**Data shown**
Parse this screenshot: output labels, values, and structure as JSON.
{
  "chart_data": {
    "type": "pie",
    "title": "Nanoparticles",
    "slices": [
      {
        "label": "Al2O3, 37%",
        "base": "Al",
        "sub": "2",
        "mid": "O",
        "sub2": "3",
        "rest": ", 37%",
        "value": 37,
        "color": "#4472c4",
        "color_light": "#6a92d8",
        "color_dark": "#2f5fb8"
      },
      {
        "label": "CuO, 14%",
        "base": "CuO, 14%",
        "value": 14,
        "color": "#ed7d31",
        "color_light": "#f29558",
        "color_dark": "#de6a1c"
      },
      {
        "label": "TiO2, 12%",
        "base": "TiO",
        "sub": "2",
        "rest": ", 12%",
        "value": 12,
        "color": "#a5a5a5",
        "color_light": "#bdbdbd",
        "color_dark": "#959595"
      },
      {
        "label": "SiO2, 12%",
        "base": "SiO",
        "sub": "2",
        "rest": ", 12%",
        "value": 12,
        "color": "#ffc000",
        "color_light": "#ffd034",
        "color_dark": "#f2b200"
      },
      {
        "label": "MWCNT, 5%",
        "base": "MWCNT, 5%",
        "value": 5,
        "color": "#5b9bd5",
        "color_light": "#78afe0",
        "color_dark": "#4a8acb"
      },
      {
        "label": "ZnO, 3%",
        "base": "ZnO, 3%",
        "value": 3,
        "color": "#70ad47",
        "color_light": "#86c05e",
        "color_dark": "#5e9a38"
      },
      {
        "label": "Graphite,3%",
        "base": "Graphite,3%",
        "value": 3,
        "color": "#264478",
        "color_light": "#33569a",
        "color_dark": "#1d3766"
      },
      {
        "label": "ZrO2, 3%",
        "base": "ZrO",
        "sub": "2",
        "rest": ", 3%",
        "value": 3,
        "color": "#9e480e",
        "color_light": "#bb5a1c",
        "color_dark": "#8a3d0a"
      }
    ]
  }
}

**Brief**
Copy out the whole listing exactly.

**The solution**
Parse this screenshot: output labels, values, and structure as JSON.
{
  "chart_data": {
    "type": "pie",
    "title": "Nanoparticles",
    "slices": [
      {
        "label": "Al2O3, 37%",
        "base": "Al",
        "sub": "2",
        "mid": "O",
        "sub2": "3",
        "rest": ", 37%",
        "value": 37,
        "color": "#4472c4",
        "color_light": "#6a92d8",
        "color_dark": "#2f5fb8"
      },
      {
        "label": "CuO, 14%",
        "base": "CuO, 14%",
        "value": 14,
        "color": "#ed7d31",
        "color_light": "#f29558",
        "color_dark": "#de6a1c"
      },
      {
        "label": "TiO2, 12%",
        "base": "TiO",
        "sub": "2",
        "rest": ", 12%",
        "value": 12,
        "color": "#a5a5a5",
        "color_light": "#bdbdbd",
        "color_dark": "#959595"
      },
      {
        "label": "SiO2, 12%",
        "base": "SiO",
        "sub": "2",
        "rest": ", 12%",
        "value": 12,
        "color": "#ffc000",
        "color_light": "#ffd034",
        "color_dark": "#f2b200"
      },
      {
        "label": "MWCNT, 5%",
        "base": "MWCNT, 5%",
        "value": 5,
        "color": "#5b9bd5",
        "color_light": "#78afe0",
        "color_dark": "#4a8acb"
      },
      {
        "label": "ZnO, 3%",
        "base": "ZnO, 3%",
        "value": 3,
        "color": "#70ad47",
        "color_light": "#86c05e",
        "color_dark": "#5e9a38"
      },
      {
        "label": "Graphite,3%",
        "base": "Graphite,3%",
        "value": 3,
        "color": "#264478",
        "color_light": "#33569a",
        "color_dark": "#1d3766"
      },
      {
        "label": "ZrO2, 3%",
        "base": "ZrO",
        "sub": "2",
        "rest": ", 3%",
        "value": 3,
        "color": "#9e480e",
        "color_light": "#bb5a1c",
        "color_dark": "#8a3d0a"
      }
    ]
  }
}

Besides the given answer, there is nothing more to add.